#### [Aim]
Without the pictures, print each of the records below exactly as it appears.

#### [Records for the task]

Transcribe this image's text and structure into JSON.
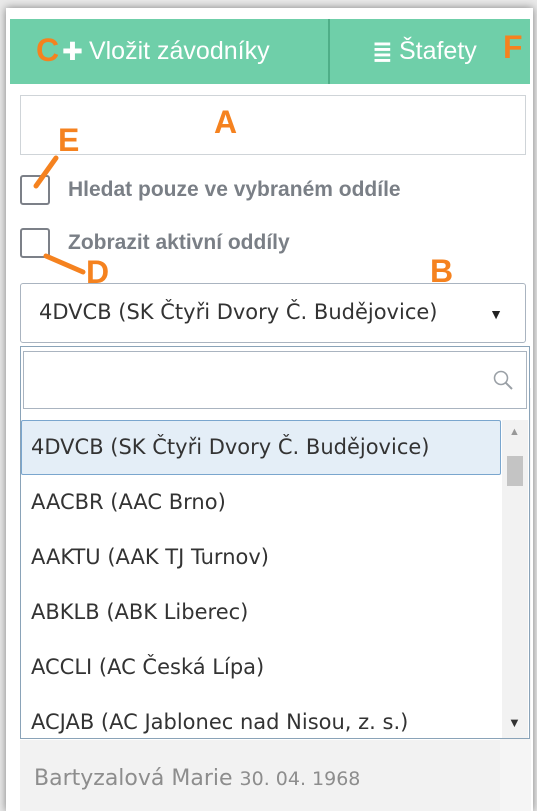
{
  "toolbar": {
    "insert_label": "Vložit závodníky",
    "relay_label": "Štafety",
    "insert_icon": "plus-icon",
    "relay_icon": "list-icon",
    "color": "#6fcfa9"
  },
  "annotations": {
    "a": "A",
    "b": "B",
    "c": "C",
    "d": "D",
    "e": "E",
    "f": "F",
    "color": "#f5821f"
  },
  "filters": {
    "search_in_club_label": "Hledat pouze ve vybraném oddíle",
    "show_active_clubs_label": "Zobrazit aktivní oddíly"
  },
  "club_select": {
    "selected": "4DVCB (SK Čtyři Dvory Č. Budějovice)"
  },
  "club_list": [
    "4DVCB (SK Čtyři Dvory Č. Budějovice)",
    "AACBR (AAC Brno)",
    "AAKTU (AAK TJ Turnov)",
    "ABKLB (ABK Liberec)",
    "ACCLI (AC Česká Lípa)",
    "ACJAB (AC Jablonec nad Nisou, z. s.)"
  ],
  "athlete": {
    "name": "Bartyzalová Marie",
    "birthdate": "30. 04. 1968"
  }
}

#### [Result of this task]
Transcribe this image's text and structure into JSON.
{
  "toolbar": {
    "insert_label": "Vložit závodníky",
    "relay_label": "Štafety",
    "insert_icon": "plus-icon",
    "relay_icon": "list-icon",
    "color": "#6fcfa9"
  },
  "annotations": {
    "a": "A",
    "b": "B",
    "c": "C",
    "d": "D",
    "e": "E",
    "f": "F",
    "color": "#f5821f"
  },
  "filters": {
    "search_in_club_label": "Hledat pouze ve vybraném oddíle",
    "show_active_clubs_label": "Zobrazit aktivní oddíly"
  },
  "club_select": {
    "selected": "4DVCB (SK Čtyři Dvory Č. Budějovice)"
  },
  "club_list": [
    "4DVCB (SK Čtyři Dvory Č. Budějovice)",
    "AACBR (AAC Brno)",
    "AAKTU (AAK TJ Turnov)",
    "ABKLB (ABK Liberec)",
    "ACCLI (AC Česká Lípa)",
    "ACJAB (AC Jablonec nad Nisou, z. s.)"
  ],
  "athlete": {
    "name": "Bartyzalová Marie",
    "birthdate": "30. 04. 1968"
  }
}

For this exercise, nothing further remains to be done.